* _Data provided_

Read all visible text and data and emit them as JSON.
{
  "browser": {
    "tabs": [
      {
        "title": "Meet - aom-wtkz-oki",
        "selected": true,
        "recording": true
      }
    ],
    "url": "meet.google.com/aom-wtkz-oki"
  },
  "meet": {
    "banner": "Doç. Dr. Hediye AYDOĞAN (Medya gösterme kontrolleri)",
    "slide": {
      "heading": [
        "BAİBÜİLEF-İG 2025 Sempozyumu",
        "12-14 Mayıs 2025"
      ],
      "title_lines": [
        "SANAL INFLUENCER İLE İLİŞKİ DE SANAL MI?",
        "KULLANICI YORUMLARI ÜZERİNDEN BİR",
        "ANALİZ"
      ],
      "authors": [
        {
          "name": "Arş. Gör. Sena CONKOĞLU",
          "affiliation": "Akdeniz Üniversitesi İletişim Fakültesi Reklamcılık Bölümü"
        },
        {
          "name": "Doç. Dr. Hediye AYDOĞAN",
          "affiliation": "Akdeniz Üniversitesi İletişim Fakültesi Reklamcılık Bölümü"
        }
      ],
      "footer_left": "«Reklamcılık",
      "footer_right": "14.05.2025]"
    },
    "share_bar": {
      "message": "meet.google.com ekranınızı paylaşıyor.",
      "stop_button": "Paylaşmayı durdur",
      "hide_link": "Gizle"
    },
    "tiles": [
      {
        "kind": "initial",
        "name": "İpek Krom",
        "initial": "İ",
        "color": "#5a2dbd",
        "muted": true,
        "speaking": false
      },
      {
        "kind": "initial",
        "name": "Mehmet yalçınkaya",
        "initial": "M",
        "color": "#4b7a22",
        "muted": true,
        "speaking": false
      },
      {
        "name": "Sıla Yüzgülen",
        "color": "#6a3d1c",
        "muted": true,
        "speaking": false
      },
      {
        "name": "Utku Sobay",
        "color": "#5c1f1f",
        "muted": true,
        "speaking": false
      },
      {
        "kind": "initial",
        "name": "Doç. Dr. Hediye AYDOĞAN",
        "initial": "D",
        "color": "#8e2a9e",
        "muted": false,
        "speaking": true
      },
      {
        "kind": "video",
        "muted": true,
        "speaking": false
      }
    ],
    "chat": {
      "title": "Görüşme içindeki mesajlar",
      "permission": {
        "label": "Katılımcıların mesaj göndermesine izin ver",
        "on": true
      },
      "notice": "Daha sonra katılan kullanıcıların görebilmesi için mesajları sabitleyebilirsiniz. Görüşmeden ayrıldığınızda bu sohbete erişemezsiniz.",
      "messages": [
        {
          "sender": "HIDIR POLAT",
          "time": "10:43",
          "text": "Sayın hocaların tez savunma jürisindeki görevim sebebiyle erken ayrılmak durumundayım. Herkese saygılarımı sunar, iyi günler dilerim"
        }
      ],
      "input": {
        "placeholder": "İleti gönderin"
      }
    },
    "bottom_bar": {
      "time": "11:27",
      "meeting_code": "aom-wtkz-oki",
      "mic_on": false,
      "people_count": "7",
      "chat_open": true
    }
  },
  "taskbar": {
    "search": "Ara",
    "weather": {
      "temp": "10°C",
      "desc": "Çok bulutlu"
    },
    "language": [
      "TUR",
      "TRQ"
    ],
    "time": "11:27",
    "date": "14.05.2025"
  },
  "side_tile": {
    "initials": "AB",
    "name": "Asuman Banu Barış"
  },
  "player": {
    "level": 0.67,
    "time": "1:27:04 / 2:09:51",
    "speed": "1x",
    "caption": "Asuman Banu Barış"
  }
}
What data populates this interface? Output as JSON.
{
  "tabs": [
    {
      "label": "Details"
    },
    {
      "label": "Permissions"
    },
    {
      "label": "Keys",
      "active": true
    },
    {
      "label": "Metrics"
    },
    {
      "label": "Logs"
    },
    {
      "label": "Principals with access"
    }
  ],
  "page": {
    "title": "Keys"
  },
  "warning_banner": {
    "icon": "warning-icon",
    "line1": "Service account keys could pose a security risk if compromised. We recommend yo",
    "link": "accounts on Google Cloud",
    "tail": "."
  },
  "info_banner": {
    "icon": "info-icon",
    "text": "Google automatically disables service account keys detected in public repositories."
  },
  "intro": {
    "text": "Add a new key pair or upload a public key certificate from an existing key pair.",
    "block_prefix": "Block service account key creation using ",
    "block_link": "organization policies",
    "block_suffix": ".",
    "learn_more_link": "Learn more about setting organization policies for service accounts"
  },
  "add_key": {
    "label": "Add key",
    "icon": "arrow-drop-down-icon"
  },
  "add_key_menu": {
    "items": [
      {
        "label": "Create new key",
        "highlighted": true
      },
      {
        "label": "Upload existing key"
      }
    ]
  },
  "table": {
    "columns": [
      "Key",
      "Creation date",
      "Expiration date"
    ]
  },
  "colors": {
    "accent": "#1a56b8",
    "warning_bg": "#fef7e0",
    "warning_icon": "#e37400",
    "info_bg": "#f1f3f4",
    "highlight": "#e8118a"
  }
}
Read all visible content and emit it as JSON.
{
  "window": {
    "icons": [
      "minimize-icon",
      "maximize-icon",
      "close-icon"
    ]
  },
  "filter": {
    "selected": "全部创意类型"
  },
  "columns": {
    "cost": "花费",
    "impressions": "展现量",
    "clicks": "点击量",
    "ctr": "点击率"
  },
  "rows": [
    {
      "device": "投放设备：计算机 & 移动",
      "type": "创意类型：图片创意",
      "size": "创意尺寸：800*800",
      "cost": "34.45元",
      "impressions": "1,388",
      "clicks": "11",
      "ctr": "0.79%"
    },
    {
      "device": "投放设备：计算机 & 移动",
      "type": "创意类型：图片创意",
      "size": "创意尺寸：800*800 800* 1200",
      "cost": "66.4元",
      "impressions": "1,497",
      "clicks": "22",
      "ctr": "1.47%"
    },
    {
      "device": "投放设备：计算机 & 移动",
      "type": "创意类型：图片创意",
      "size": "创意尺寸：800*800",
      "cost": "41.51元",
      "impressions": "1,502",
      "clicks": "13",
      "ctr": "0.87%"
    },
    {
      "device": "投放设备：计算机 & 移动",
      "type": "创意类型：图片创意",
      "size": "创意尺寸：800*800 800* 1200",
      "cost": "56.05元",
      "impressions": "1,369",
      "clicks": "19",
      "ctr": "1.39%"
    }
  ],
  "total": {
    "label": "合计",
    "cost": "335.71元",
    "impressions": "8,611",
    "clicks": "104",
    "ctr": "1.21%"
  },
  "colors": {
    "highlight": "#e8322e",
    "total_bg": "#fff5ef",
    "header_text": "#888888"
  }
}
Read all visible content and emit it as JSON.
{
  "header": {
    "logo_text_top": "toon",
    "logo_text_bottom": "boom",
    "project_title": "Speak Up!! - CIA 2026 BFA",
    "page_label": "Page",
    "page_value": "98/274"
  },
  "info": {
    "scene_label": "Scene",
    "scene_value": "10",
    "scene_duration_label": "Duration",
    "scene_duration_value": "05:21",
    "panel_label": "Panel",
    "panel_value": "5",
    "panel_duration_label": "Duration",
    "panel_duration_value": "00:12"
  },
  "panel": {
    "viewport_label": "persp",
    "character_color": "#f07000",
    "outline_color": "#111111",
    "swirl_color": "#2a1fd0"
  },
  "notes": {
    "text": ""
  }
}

* _Short exercise_
Repeat the data exactly. Leave nothing out.

* _Output of the task_
Read all visible text and data and emit them as JSON.
{
  "browser": {
    "tabs": [
      {
        "title": "Meet - aom-wtkz-oki",
        "selected": true,
        "recording": true
      }
    ],
    "url": "meet.google.com/aom-wtkz-oki"
  },
  "meet": {
    "banner": "Doç. Dr. Hediye AYDOĞAN (Medya gösterme kontrolleri)",
    "slide": {
      "heading": [
        "BAİBÜİLEF-İG 2025 Sempozyumu",
        "12-14 Mayıs 2025"
      ],
      "title_lines": [
        "SANAL INFLUENCER İLE İLİŞKİ DE SANAL MI?",
        "KULLANICI YORUMLARI ÜZERİNDEN BİR",
        "ANALİZ"
      ],
      "authors": [
        {
          "name": "Arş. Gör. Sena CONKOĞLU",
          "affiliation": "Akdeniz Üniversitesi İletişim Fakültesi Reklamcılık Bölümü"
        },
        {
          "name": "Doç. Dr. Hediye AYDOĞAN",
          "affiliation": "Akdeniz Üniversitesi İletişim Fakültesi Reklamcılık Bölümü"
        }
      ],
      "footer_left": "«Reklamcılık",
      "footer_right": "14.05.2025]"
    },
    "share_bar": {
      "message": "meet.google.com ekranınızı paylaşıyor.",
      "stop_button": "Paylaşmayı durdur",
      "hide_link": "Gizle"
    },
    "tiles": [
      {
        "kind": "initial",
        "name": "İpek Krom",
        "initial": "İ",
        "color": "#5a2dbd",
        "muted": true,
        "speaking": false
      },
      {
        "kind": "initial",
        "name": "Mehmet yalçınkaya",
        "initial": "M",
        "color": "#4b7a22",
        "muted": true,
        "speaking": false
      },
      {
        "name": "Sıla Yüzgülen",
        "color": "#6a3d1c",
        "muted": true,
        "speaking": false
      },
      {
        "name": "Utku Sobay",
        "color": "#5c1f1f",
        "muted": true,
        "speaking": false
      },
      {
        "kind": "initial",
        "name": "Doç. Dr. Hediye AYDOĞAN",
        "initial": "D",
        "color": "#8e2a9e",
        "muted": false,
        "speaking": true
      },
      {
        "kind": "video",
        "muted": true,
        "speaking": false
      }
    ],
    "chat": {
      "title": "Görüşme içindeki mesajlar",
      "permission": {
        "label": "Katılımcıların mesaj göndermesine izin ver",
        "on": true
      },
      "notice": "Daha sonra katılan kullanıcıların görebilmesi için mesajları sabitleyebilirsiniz. Görüşmeden ayrıldığınızda bu sohbete erişemezsiniz.",
      "messages": [
        {
          "sender": "HIDIR POLAT",
          "time": "10:43",
          "text": "Sayın hocaların tez savunma jürisindeki görevim sebebiyle erken ayrılmak durumundayım. Herkese saygılarımı sunar, iyi günler dilerim"
        }
      ],
      "input": {
        "placeholder": "İleti gönderin"
      }
    },
    "bottom_bar": {
      "time": "11:27",
      "meeting_code": "aom-wtkz-oki",
      "mic_on": false,
      "people_count": "7",
      "chat_open": true
    }
  },
  "taskbar": {
    "search": "Ara",
    "weather": {
      "temp": "10°C",
      "desc": "Çok bulutlu"
    },
    "language": [
      "TUR",
      "TRQ"
    ],
    "time": "11:27",
    "date": "14.05.2025"
  },
  "side_tile": {
    "initials": "AB",
    "name": "Asuman Banu Barış"
  },
  "player": {
    "level": 0.67,
    "time": "1:27:04 / 2:09:51",
    "speed": "1x",
    "caption": "Asuman Banu Barış"
  }
}
What data populates this interface? Output as JSON.
{
  "tabs": [
    {
      "label": "Details"
    },
    {
      "label": "Permissions"
    },
    {
      "label": "Keys",
      "active": true
    },
    {
      "label": "Metrics"
    },
    {
      "label": "Logs"
    },
    {
      "label": "Principals with access"
    }
  ],
  "page": {
    "title": "Keys"
  },
  "warning_banner": {
    "icon": "warning-icon",
    "line1": "Service account keys could pose a security risk if compromised. We recommend yo",
    "link": "accounts on Google Cloud",
    "tail": "."
  },
  "info_banner": {
    "icon": "info-icon",
    "text": "Google automatically disables service account keys detected in public repositories."
  },
  "intro": {
    "text": "Add a new key pair or upload a public key certificate from an existing key pair.",
    "block_prefix": "Block service account key creation using ",
    "block_link": "organization policies",
    "block_suffix": ".",
    "learn_more_link": "Learn more about setting organization policies for service accounts"
  },
  "add_key": {
    "label": "Add key",
    "icon": "arrow-drop-down-icon"
  },
  "add_key_menu": {
    "items": [
      {
        "label": "Create new key",
        "highlighted": true
      },
      {
        "label": "Upload existing key"
      }
    ]
  },
  "table": {
    "columns": [
      "Key",
      "Creation date",
      "Expiration date"
    ]
  },
  "colors": {
    "accent": "#1a56b8",
    "warning_bg": "#fef7e0",
    "warning_icon": "#e37400",
    "info_bg": "#f1f3f4",
    "highlight": "#e8118a"
  }
}
Read all visible content and emit it as JSON.
{
  "window": {
    "icons": [
      "minimize-icon",
      "maximize-icon",
      "close-icon"
    ]
  },
  "filter": {
    "selected": "全部创意类型"
  },
  "columns": {
    "cost": "花费",
    "impressions": "展现量",
    "clicks": "点击量",
    "ctr": "点击率"
  },
  "rows": [
    {
      "device": "投放设备：计算机 & 移动",
      "type": "创意类型：图片创意",
      "size": "创意尺寸：800*800",
      "cost": "34.45元",
      "impressions": "1,388",
      "clicks": "11",
      "ctr": "0.79%"
    },
    {
      "device": "投放设备：计算机 & 移动",
      "type": "创意类型：图片创意",
      "size": "创意尺寸：800*800 800* 1200",
      "cost": "66.4元",
      "impressions": "1,497",
      "clicks": "22",
      "ctr": "1.47%"
    },
    {
      "device": "投放设备：计算机 & 移动",
      "type": "创意类型：图片创意",
      "size": "创意尺寸：800*800",
      "cost": "41.51元",
      "impressions": "1,502",
      "clicks": "13",
      "ctr": "0.87%"
    },
    {
      "device": "投放设备：计算机 & 移动",
      "type": "创意类型：图片创意",
      "size": "创意尺寸：800*800 800* 1200",
      "cost": "56.05元",
      "impressions": "1,369",
      "clicks": "19",
      "ctr": "1.39%"
    }
  ],
  "total": {
    "label": "合计",
    "cost": "335.71元",
    "impressions": "8,611",
    "clicks": "104",
    "ctr": "1.21%"
  },
  "colors": {
    "highlight": "#e8322e",
    "total_bg": "#fff5ef",
    "header_text": "#888888"
  }
}
Read all visible content and emit it as JSON.
{
  "header": {
    "logo_text_top": "toon",
    "logo_text_bottom": "boom",
    "project_title": "Speak Up!! - CIA 2026 BFA",
    "page_label": "Page",
    "page_value": "98/274"
  },
  "info": {
    "scene_label": "Scene",
    "scene_value": "10",
    "scene_duration_label": "Duration",
    "scene_duration_value": "05:21",
    "panel_label": "Panel",
    "panel_value": "5",
    "panel_duration_label": "Duration",
    "panel_duration_value": "00:12"
  },
  "panel": {
    "viewport_label": "persp",
    "character_color": "#f07000",
    "outline_color": "#111111",
    "swirl_color": "#2a1fd0"
  },
  "notes": {
    "text": ""
  }
}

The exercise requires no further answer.